WORK INSTRUCTIONS
Gather all lines in the entries below that include the word "Introduction".

(Raw records)

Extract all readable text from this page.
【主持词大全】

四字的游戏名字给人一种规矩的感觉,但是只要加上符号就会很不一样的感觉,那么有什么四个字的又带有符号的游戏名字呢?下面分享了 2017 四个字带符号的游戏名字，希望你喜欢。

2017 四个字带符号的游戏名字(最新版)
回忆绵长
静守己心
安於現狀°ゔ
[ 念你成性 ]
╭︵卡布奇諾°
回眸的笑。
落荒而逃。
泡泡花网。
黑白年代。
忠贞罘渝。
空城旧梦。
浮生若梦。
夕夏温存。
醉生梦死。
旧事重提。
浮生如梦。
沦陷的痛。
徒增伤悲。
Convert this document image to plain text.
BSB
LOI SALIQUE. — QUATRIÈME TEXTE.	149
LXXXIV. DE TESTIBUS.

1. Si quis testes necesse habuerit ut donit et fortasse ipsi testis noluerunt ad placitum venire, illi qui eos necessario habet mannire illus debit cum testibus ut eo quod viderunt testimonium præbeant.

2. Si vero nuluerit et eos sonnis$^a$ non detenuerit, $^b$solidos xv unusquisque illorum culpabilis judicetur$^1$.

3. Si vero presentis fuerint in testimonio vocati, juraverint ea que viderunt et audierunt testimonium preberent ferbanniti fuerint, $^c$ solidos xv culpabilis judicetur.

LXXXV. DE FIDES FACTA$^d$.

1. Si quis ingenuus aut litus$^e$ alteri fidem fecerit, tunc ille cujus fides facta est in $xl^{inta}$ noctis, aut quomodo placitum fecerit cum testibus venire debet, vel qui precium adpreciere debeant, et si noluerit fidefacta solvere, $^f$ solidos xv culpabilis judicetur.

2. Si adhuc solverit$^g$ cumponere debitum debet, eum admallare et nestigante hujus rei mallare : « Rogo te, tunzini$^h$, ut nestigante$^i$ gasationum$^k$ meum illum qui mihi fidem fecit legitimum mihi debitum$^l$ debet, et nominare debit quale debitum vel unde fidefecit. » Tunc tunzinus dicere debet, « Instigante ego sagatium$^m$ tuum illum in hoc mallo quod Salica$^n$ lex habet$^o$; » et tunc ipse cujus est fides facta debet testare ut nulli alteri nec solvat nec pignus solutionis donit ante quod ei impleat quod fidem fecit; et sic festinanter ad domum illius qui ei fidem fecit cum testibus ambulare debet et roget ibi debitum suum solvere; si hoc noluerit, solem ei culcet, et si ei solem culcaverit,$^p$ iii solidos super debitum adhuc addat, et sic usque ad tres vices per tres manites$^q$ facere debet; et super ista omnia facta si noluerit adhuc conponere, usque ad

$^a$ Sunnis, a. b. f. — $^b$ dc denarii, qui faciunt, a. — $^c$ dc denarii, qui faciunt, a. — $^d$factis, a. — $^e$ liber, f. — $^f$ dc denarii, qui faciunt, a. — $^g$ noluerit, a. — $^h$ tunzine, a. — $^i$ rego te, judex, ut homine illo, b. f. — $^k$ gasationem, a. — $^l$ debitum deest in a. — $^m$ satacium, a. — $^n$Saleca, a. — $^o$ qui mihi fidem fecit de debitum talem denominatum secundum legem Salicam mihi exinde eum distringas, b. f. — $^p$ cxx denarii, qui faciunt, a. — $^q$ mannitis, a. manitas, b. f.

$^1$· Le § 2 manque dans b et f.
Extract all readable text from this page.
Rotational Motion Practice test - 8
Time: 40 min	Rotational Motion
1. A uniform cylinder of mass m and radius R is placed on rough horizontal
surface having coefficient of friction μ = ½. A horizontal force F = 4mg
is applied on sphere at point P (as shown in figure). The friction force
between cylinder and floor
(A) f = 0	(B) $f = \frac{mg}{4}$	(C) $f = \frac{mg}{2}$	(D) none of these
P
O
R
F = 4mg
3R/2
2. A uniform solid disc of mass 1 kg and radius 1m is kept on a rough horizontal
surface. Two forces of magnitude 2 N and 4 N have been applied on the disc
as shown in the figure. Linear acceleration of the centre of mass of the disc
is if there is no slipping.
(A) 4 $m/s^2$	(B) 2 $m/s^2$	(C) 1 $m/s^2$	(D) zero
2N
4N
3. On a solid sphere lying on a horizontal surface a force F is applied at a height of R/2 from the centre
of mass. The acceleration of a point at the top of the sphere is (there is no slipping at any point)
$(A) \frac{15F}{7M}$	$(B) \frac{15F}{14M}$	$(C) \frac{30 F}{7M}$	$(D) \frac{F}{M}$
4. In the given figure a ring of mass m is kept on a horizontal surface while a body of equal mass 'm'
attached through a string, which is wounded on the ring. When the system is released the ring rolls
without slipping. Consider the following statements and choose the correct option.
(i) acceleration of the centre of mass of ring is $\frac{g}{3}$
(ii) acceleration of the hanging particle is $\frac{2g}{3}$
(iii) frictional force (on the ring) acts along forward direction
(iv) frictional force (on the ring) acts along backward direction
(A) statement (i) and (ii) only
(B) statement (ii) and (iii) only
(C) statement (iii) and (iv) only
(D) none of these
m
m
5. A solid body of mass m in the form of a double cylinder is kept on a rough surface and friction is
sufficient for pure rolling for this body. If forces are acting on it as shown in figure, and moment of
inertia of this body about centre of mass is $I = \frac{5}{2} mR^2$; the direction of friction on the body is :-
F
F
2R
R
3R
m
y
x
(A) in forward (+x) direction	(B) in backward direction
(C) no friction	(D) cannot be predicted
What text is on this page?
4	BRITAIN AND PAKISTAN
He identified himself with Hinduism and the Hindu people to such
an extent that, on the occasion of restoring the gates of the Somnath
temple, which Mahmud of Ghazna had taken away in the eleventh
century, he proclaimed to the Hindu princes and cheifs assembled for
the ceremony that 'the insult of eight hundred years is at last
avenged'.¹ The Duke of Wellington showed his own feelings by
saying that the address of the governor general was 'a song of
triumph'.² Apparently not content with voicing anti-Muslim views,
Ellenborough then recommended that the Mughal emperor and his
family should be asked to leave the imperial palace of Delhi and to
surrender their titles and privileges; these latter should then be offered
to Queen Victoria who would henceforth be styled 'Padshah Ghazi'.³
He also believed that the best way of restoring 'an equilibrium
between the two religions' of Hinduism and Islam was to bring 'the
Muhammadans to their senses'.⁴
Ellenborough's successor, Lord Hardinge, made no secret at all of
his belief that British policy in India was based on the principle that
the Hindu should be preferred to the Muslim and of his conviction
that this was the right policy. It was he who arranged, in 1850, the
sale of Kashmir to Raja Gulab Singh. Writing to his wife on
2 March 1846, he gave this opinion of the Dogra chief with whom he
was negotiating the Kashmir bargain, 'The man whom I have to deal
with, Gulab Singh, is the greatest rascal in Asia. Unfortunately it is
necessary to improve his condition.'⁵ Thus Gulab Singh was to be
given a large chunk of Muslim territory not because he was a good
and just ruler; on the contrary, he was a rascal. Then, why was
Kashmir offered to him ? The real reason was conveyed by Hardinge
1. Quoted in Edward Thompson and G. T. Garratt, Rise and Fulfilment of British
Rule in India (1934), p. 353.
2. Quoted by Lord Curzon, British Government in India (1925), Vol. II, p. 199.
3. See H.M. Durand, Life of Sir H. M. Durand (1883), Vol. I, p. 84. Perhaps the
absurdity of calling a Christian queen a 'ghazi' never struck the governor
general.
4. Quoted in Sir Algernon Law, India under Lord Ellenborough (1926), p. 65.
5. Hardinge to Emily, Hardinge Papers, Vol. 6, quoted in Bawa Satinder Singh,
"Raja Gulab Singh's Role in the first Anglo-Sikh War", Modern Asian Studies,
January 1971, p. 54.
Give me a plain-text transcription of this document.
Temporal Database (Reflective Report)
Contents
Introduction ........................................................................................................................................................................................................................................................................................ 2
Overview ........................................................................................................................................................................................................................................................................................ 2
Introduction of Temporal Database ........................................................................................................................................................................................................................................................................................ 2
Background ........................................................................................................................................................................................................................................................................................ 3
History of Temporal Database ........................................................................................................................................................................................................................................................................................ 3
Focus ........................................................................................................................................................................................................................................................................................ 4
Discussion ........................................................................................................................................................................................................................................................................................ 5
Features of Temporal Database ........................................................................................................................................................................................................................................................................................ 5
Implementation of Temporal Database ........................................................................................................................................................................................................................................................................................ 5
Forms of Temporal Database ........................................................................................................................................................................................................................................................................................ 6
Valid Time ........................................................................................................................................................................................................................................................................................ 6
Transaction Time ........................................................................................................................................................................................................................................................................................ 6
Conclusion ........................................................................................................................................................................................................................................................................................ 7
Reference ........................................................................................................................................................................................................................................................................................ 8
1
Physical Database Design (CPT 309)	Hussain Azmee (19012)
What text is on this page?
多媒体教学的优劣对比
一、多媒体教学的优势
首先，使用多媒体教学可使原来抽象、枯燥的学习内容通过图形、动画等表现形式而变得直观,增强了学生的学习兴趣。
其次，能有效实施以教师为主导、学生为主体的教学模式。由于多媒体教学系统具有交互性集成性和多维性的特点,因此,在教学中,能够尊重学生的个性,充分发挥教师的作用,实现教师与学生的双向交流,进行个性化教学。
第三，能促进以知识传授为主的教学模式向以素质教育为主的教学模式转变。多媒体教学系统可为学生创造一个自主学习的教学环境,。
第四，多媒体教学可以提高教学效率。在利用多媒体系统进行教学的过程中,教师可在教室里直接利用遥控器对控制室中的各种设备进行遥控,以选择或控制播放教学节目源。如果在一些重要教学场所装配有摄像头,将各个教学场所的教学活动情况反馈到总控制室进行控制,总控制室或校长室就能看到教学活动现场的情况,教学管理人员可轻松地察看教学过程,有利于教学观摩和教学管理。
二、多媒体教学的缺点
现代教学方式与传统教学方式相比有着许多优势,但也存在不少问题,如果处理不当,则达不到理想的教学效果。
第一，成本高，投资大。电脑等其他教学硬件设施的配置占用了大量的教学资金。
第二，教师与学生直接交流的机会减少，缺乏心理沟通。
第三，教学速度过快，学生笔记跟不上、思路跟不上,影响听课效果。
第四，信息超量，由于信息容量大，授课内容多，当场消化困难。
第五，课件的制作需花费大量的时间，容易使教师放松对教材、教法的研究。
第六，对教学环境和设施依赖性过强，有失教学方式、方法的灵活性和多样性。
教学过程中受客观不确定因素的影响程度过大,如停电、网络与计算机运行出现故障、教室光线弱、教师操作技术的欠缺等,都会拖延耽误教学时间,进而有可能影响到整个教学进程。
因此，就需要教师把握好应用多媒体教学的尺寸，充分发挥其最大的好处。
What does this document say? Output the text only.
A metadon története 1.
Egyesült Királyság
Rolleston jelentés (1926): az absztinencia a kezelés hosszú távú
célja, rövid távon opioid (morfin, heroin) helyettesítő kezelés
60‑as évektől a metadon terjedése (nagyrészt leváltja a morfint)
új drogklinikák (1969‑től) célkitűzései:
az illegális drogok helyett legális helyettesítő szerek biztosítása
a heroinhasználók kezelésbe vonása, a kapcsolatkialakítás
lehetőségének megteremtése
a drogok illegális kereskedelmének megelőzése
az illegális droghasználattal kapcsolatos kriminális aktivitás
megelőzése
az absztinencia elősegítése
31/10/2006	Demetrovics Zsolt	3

RESULT OF THE EXERCISE
Introduction ........................................................................................................................................................................................................................................................................................ 2
Introduction of Temporal Database ........................................................................................................................................................................................................................................................................................ 2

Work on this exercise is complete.